— What is being asked —
Locate each line containing the string "JSON" and copy it out.
+++ Records for this exercise +++
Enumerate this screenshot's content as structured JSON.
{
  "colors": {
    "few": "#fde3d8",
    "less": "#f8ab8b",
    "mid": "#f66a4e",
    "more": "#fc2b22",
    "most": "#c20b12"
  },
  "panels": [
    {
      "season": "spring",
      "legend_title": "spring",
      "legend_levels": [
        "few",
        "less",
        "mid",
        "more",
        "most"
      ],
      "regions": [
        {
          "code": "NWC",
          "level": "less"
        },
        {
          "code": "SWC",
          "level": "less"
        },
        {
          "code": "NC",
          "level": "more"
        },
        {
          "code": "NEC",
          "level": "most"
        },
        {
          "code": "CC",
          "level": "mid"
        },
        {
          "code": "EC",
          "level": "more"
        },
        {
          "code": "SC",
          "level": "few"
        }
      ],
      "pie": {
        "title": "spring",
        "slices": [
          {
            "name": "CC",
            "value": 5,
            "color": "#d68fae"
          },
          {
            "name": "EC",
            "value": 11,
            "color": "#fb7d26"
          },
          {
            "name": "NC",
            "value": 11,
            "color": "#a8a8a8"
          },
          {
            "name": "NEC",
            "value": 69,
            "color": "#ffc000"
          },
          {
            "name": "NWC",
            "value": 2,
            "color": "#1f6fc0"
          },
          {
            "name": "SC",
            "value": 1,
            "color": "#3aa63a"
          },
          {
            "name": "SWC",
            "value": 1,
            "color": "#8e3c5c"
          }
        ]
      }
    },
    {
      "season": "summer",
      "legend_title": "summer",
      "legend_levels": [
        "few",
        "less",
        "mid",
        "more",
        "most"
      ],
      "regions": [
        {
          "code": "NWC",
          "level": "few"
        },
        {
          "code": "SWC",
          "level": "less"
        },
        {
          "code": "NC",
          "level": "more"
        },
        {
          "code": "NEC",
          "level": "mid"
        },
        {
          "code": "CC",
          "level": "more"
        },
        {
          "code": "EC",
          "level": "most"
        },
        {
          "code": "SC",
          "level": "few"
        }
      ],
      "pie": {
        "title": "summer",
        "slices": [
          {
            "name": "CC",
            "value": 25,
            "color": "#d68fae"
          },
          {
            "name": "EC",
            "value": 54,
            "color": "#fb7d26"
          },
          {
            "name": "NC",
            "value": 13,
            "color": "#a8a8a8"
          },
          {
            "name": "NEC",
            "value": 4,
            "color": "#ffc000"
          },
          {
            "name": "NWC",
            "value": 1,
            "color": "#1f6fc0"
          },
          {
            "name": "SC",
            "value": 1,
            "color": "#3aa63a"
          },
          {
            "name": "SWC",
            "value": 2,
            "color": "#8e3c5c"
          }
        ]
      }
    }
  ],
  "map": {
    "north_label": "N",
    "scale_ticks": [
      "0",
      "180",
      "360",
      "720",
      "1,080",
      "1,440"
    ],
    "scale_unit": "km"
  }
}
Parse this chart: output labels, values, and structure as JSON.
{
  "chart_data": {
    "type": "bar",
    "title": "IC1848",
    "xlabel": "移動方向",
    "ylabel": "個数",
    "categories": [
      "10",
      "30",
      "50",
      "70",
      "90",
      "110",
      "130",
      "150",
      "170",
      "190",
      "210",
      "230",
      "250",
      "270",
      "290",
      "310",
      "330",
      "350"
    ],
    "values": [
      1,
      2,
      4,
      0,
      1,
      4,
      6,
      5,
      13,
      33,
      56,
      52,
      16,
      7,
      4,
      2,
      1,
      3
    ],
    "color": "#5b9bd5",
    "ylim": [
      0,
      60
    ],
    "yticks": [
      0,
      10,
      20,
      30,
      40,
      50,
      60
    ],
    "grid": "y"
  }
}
+++
— The answer —
Enumerate this screenshot's content as structured JSON.
Parse this chart: output labels, values, and structure as JSON.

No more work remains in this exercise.